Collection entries
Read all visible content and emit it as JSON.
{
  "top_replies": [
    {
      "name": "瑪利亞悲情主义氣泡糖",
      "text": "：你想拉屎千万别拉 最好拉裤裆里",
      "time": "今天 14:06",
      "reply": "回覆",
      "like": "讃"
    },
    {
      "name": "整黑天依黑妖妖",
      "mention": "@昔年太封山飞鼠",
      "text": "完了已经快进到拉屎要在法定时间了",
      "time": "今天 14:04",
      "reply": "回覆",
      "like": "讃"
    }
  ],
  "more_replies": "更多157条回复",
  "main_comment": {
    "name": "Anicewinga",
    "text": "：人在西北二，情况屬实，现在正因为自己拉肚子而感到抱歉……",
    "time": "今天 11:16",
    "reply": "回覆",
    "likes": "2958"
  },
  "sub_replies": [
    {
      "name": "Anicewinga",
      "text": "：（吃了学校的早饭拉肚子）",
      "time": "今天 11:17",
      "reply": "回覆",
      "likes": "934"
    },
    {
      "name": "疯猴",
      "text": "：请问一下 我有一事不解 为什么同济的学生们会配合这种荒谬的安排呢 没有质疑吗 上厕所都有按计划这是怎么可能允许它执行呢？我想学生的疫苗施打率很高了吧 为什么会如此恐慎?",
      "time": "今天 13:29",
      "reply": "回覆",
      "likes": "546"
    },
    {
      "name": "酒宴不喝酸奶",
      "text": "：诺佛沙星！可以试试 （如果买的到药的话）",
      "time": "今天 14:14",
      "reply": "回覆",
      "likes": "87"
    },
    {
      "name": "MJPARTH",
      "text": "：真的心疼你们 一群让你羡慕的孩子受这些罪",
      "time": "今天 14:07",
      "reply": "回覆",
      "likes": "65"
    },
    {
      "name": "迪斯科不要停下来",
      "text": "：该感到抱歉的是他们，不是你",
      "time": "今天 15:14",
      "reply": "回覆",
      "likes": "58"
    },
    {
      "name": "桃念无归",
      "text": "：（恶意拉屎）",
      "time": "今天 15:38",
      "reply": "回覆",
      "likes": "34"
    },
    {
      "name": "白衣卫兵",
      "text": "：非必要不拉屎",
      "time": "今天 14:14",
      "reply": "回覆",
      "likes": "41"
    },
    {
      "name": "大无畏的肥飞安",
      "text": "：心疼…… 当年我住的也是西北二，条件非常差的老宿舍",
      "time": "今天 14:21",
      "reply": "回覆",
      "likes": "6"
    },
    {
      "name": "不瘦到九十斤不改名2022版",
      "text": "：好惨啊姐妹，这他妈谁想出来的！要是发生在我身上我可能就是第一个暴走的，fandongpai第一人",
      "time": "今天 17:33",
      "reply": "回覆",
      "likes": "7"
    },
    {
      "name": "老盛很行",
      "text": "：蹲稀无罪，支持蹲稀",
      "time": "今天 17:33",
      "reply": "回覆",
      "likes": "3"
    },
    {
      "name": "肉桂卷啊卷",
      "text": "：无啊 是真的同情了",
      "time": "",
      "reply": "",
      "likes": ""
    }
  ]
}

■ GOAL ■
Read through the entries and copy each line in which "likes" appears.

■ RESPONSE TO THIS EXERCISE ■
    "likes": "2958"
      "likes": "934"
      "likes": "546"
      "likes": "87"
      "likes": "65"
      "likes": "58"
      "likes": "34"
      "likes": "41"
      "likes": "6"
      "likes": "7"
      "likes": "3"
      "likes": ""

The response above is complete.